▶ EXTRACTED RECORDS:

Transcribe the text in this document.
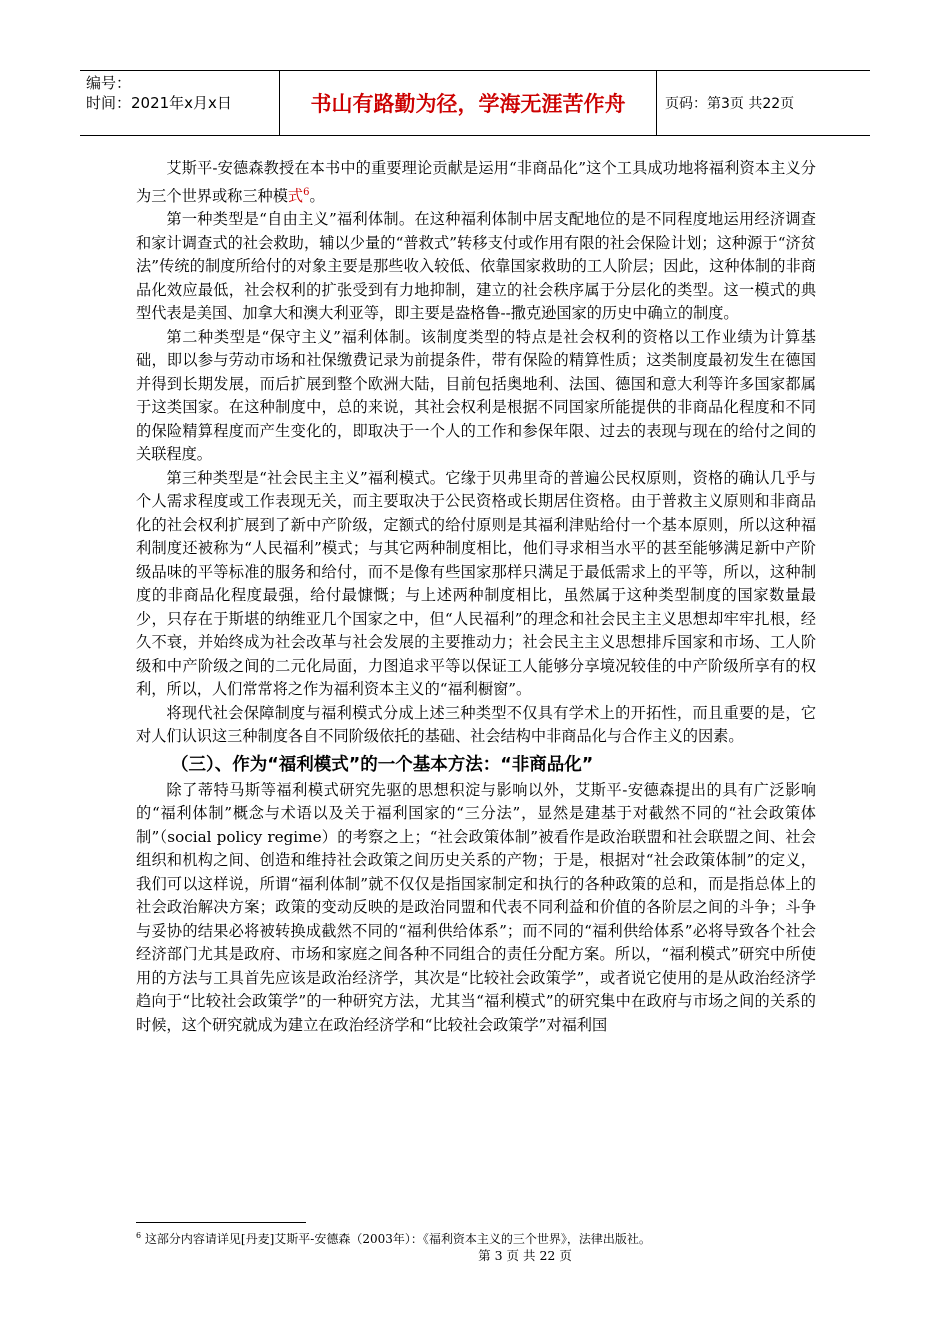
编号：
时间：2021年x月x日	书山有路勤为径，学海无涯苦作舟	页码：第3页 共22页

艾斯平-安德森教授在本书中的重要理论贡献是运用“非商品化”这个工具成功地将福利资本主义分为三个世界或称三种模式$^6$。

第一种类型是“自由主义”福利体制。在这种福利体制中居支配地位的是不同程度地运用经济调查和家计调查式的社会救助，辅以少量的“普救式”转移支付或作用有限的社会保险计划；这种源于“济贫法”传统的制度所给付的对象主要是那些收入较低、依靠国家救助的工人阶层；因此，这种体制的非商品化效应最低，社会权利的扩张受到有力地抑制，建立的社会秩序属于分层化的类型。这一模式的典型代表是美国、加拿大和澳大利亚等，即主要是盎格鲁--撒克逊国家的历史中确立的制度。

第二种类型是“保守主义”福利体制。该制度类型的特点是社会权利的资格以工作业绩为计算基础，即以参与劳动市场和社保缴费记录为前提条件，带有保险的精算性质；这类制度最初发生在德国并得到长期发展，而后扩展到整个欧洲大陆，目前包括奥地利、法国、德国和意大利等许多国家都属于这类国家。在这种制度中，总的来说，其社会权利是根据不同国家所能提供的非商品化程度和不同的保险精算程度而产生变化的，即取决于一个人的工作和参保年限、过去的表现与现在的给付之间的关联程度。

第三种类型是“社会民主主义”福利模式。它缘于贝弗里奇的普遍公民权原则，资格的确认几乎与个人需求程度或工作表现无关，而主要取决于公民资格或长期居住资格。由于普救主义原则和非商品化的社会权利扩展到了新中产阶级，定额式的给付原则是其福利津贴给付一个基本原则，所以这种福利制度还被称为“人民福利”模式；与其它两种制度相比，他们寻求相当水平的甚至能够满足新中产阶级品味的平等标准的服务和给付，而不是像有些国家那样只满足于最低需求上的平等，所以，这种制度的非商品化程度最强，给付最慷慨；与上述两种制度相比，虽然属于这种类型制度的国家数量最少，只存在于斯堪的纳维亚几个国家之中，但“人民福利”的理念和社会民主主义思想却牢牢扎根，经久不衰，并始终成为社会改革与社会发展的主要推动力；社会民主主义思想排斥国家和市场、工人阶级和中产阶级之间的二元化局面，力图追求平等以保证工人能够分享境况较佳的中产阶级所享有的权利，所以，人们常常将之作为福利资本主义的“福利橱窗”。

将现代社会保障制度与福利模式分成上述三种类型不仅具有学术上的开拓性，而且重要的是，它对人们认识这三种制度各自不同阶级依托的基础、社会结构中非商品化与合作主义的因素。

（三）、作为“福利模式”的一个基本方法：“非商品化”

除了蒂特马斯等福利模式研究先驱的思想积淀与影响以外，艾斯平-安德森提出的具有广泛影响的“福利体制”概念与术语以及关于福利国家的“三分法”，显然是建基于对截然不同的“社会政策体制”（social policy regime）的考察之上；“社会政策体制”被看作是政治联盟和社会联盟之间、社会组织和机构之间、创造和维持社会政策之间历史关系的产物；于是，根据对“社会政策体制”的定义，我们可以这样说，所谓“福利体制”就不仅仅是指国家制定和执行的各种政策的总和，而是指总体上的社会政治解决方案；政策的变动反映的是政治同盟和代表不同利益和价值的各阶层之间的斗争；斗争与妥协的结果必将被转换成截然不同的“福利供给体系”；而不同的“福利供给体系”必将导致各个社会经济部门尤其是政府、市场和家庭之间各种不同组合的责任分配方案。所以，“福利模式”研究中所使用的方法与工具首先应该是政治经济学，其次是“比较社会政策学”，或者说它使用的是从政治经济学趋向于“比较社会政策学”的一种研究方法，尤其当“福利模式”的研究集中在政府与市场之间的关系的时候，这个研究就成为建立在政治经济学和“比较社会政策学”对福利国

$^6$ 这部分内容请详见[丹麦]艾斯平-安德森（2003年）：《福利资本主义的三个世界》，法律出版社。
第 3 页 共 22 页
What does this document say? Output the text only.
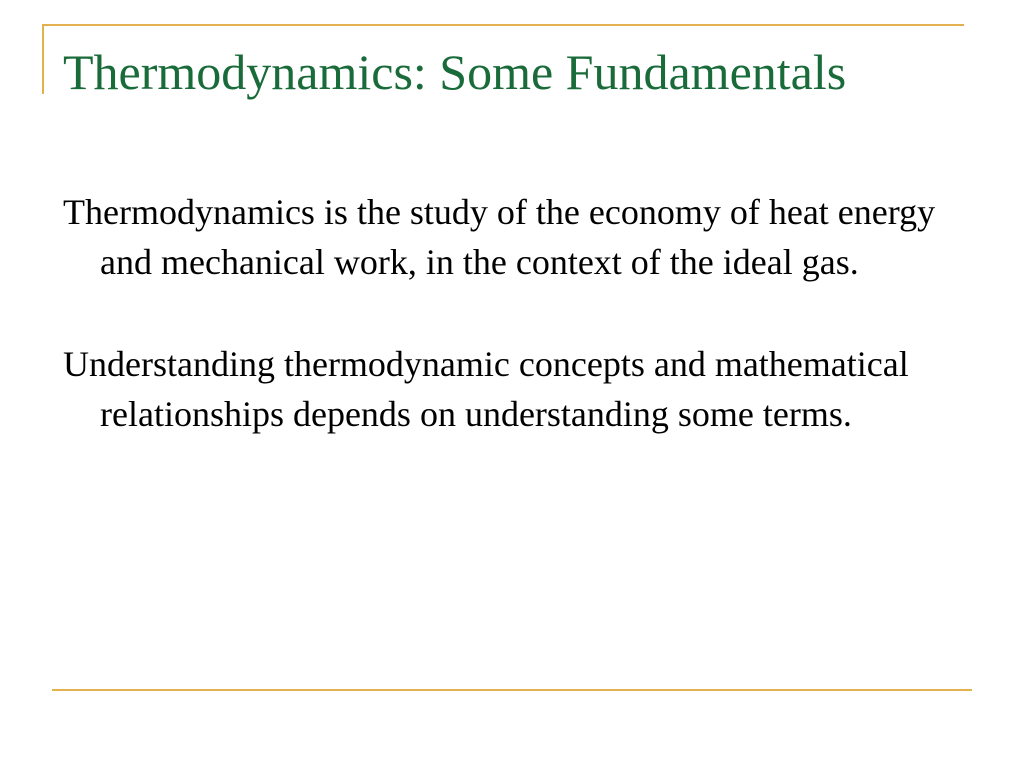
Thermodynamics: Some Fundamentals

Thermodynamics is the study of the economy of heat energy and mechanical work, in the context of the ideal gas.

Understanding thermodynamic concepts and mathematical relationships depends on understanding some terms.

* * *

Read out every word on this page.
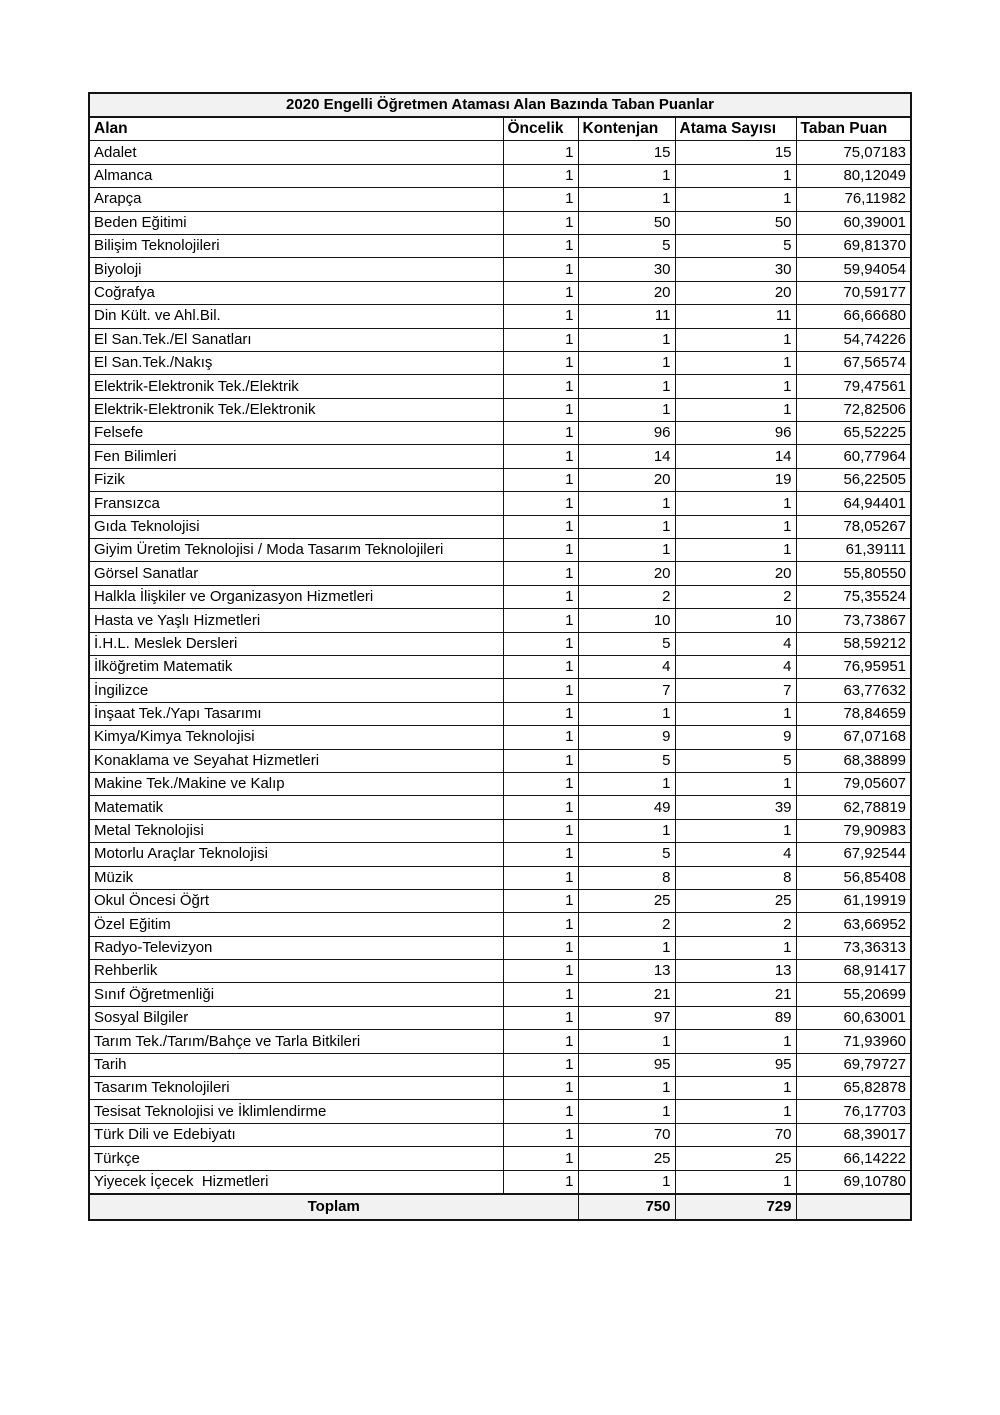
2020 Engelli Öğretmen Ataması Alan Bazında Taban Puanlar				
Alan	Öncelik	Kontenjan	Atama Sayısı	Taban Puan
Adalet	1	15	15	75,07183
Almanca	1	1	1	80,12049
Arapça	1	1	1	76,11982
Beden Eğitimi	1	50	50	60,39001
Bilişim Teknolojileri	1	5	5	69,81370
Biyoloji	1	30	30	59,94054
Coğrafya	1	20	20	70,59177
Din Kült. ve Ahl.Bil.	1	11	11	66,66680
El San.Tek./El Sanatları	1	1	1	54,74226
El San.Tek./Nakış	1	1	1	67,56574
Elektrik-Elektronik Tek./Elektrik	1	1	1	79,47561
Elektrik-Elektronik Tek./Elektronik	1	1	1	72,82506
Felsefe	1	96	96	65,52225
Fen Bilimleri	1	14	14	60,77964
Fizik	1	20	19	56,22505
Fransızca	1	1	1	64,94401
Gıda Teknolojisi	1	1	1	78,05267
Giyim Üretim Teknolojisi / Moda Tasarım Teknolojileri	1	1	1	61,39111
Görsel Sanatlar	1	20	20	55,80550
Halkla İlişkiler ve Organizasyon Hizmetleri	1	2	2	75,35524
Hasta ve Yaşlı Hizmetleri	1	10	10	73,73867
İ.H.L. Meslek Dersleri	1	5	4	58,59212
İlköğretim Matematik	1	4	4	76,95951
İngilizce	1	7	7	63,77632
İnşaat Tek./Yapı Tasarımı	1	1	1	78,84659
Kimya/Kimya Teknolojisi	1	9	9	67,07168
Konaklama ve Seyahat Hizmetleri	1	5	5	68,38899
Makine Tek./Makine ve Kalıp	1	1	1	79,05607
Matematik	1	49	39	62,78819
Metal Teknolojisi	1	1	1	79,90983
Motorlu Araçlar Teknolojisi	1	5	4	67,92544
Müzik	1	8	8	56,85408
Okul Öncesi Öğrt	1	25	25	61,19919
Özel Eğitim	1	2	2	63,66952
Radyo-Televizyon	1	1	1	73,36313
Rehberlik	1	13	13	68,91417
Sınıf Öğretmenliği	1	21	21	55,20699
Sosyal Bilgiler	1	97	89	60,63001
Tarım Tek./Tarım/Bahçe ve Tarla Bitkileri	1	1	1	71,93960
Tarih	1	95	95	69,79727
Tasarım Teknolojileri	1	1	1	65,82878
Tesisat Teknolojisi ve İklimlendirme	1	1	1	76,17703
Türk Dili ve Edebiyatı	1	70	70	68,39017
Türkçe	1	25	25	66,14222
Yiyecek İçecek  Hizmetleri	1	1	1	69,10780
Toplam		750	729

▶ WRITTEN INSTRUCTION: Using the material above, state how many lines include the string "Taban". Answer with a single number.

▶ IN RESPONSE: 2